DIRECTIONS FOR THIS TASK> Locate every line in the material below that has the word "amid". Copy each of those lines.
* * * * *
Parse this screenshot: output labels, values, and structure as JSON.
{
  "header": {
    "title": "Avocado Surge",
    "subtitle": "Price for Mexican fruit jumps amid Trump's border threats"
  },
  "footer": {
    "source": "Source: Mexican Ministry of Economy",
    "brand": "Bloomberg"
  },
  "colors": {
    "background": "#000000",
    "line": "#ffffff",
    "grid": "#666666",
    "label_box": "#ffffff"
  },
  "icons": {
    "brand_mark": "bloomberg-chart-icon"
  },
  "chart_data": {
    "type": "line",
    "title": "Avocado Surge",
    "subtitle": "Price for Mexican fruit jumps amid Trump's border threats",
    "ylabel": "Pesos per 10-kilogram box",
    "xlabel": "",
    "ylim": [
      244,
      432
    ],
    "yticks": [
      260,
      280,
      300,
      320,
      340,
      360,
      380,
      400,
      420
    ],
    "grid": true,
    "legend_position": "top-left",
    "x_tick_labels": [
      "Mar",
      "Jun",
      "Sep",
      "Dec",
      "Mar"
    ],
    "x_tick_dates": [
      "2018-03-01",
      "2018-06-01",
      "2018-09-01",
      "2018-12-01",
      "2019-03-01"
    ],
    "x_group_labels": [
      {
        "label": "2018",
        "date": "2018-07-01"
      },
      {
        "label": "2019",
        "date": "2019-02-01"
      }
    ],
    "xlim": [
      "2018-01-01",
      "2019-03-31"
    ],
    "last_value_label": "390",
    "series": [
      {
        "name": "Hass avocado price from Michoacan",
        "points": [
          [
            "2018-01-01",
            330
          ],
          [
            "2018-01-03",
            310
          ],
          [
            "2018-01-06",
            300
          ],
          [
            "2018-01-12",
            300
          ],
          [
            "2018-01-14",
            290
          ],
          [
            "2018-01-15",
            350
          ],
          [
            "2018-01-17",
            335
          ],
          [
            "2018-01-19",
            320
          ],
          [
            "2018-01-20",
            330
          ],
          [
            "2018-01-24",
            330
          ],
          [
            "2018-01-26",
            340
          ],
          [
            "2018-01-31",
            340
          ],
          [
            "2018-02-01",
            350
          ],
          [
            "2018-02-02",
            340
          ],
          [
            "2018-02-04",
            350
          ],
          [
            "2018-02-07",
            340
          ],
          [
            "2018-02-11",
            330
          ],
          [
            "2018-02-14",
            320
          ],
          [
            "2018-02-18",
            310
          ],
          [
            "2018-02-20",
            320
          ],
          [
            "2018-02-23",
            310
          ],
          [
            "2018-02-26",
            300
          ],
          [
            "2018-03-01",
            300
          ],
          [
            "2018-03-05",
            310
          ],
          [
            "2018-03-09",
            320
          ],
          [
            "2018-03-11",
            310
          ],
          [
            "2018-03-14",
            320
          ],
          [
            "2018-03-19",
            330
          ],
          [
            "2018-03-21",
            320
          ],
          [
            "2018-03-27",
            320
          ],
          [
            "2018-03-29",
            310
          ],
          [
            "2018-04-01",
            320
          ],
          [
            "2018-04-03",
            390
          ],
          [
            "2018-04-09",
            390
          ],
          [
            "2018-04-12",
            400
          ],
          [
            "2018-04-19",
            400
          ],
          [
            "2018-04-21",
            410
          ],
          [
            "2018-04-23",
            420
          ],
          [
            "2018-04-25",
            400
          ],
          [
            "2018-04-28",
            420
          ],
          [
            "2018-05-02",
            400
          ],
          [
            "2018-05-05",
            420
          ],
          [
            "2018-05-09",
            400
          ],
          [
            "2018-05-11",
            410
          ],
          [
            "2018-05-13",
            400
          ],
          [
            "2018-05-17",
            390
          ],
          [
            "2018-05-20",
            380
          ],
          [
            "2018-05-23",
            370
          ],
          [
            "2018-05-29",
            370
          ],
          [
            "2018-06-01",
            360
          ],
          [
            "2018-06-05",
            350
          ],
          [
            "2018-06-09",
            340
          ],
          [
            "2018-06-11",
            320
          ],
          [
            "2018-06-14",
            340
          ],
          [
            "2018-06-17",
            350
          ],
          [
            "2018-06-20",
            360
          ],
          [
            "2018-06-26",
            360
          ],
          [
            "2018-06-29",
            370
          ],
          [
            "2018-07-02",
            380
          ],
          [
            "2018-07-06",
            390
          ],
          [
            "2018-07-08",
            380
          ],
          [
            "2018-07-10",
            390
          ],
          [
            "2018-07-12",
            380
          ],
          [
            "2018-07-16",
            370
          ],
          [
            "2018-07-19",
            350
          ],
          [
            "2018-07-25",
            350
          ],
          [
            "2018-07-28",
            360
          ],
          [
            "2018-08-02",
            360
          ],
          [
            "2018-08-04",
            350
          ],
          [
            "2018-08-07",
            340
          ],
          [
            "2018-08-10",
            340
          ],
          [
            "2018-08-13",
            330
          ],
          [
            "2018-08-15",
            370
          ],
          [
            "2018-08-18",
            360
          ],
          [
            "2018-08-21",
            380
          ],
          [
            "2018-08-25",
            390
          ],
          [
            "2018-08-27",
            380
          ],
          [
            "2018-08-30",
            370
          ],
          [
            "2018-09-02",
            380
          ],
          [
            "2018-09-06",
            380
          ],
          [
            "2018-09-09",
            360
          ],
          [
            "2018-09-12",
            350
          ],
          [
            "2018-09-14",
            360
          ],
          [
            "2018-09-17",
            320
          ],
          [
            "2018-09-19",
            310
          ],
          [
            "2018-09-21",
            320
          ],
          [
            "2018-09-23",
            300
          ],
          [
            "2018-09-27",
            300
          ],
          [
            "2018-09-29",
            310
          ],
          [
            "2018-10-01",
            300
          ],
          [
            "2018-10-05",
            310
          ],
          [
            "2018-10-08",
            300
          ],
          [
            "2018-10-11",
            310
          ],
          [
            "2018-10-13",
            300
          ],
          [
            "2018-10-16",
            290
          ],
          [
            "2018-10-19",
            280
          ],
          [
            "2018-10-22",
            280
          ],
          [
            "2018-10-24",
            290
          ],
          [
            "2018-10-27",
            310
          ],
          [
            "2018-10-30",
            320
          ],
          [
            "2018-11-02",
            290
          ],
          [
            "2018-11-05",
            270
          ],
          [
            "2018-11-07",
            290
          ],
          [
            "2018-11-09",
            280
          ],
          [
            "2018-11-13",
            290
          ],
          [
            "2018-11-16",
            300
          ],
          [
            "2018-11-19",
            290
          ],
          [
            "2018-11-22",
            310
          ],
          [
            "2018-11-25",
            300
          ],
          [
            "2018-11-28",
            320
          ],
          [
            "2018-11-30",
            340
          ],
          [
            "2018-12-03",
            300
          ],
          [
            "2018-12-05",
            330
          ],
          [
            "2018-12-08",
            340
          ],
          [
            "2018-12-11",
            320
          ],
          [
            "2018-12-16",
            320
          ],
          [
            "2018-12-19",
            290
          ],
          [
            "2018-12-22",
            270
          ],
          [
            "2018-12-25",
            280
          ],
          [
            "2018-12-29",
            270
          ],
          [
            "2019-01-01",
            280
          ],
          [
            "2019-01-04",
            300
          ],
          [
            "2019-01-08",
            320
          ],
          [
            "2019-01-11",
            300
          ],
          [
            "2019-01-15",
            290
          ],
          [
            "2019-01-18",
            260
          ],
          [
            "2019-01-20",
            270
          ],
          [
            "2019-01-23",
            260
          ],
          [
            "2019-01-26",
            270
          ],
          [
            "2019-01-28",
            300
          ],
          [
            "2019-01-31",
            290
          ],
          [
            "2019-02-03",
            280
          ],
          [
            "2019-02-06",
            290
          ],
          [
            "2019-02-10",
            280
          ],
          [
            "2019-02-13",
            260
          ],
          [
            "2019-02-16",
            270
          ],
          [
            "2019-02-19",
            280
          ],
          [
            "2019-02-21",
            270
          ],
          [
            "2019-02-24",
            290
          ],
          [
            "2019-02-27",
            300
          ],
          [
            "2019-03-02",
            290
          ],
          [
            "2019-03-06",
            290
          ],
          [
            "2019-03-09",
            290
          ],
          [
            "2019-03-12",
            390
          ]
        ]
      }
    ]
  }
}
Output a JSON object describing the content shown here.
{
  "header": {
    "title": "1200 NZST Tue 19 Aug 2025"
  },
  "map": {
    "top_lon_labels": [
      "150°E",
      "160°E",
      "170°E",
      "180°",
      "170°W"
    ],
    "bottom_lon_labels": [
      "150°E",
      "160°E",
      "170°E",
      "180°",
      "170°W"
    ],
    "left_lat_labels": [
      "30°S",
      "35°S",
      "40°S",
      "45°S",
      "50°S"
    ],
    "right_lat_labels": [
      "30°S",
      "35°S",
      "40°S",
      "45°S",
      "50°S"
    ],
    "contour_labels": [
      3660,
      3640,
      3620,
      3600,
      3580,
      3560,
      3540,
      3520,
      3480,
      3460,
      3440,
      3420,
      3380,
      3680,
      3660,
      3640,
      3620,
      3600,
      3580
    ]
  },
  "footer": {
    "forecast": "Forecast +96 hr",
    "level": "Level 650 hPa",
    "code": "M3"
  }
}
* * * * *
OUTPUT OF THE TASK>
    "subtitle": "Price for Mexican fruit jumps amid Trump's border threats"
    "subtitle": "Price for Mexican fruit jumps amid Trump's border threats",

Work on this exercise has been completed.